* What you need to do *
All of the records below should be output exactly.

** Start of Material shown **

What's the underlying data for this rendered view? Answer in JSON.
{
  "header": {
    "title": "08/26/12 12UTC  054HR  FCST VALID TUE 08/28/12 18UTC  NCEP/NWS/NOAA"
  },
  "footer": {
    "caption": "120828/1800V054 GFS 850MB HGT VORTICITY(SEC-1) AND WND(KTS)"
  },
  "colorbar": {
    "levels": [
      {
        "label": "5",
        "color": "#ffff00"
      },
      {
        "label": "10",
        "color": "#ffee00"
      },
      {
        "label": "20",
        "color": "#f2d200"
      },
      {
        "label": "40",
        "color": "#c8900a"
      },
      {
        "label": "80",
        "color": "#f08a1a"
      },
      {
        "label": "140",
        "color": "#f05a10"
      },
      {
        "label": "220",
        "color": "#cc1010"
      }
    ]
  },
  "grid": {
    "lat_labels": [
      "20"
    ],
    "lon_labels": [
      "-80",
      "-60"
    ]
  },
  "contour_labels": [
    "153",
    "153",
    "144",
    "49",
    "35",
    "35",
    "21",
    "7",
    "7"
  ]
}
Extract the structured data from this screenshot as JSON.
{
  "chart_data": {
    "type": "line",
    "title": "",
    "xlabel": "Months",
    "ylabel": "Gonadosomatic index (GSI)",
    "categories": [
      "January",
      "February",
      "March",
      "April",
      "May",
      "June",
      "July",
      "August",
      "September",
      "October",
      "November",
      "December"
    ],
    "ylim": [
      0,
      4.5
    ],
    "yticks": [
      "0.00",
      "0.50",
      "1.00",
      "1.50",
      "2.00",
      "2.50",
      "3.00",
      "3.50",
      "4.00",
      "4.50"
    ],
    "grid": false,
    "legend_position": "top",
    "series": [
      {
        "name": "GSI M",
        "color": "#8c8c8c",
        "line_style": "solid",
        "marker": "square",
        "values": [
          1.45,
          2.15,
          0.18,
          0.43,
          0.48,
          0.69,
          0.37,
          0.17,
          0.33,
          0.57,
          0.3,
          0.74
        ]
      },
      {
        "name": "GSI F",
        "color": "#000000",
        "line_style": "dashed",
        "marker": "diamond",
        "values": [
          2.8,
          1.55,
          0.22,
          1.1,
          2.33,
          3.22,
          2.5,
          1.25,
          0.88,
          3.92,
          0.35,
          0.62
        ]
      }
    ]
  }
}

** End of Material shown **

* Full output *
What's the underlying data for this rendered view? Answer in JSON.
{
  "header": {
    "title": "08/26/12 12UTC  054HR  FCST VALID TUE 08/28/12 18UTC  NCEP/NWS/NOAA"
  },
  "footer": {
    "caption": "120828/1800V054 GFS 850MB HGT VORTICITY(SEC-1) AND WND(KTS)"
  },
  "colorbar": {
    "levels": [
      {
        "label": "5",
        "color": "#ffff00"
      },
      {
        "label": "10",
        "color": "#ffee00"
      },
      {
        "label": "20",
        "color": "#f2d200"
      },
      {
        "label": "40",
        "color": "#c8900a"
      },
      {
        "label": "80",
        "color": "#f08a1a"
      },
      {
        "label": "140",
        "color": "#f05a10"
      },
      {
        "label": "220",
        "color": "#cc1010"
      }
    ]
  },
  "grid": {
    "lat_labels": [
      "20"
    ],
    "lon_labels": [
      "-80",
      "-60"
    ]
  },
  "contour_labels": [
    "153",
    "153",
    "144",
    "49",
    "35",
    "35",
    "21",
    "7",
    "7"
  ]
}
Extract the structured data from this screenshot as JSON.
{
  "chart_data": {
    "type": "line",
    "title": "",
    "xlabel": "Months",
    "ylabel": "Gonadosomatic index (GSI)",
    "categories": [
      "January",
      "February",
      "March",
      "April",
      "May",
      "June",
      "July",
      "August",
      "September",
      "October",
      "November",
      "December"
    ],
    "ylim": [
      0,
      4.5
    ],
    "yticks": [
      "0.00",
      "0.50",
      "1.00",
      "1.50",
      "2.00",
      "2.50",
      "3.00",
      "3.50",
      "4.00",
      "4.50"
    ],
    "grid": false,
    "legend_position": "top",
    "series": [
      {
        "name": "GSI M",
        "color": "#8c8c8c",
        "line_style": "solid",
        "marker": "square",
        "values": [
          1.45,
          2.15,
          0.18,
          0.43,
          0.48,
          0.69,
          0.37,
          0.17,
          0.33,
          0.57,
          0.3,
          0.74
        ]
      },
      {
        "name": "GSI F",
        "color": "#000000",
        "line_style": "dashed",
        "marker": "diamond",
        "values": [
          2.8,
          1.55,
          0.22,
          1.1,
          2.33,
          3.22,
          2.5,
          1.25,
          0.88,
          3.92,
          0.35,
          0.62
        ]
      }
    ]
  }
}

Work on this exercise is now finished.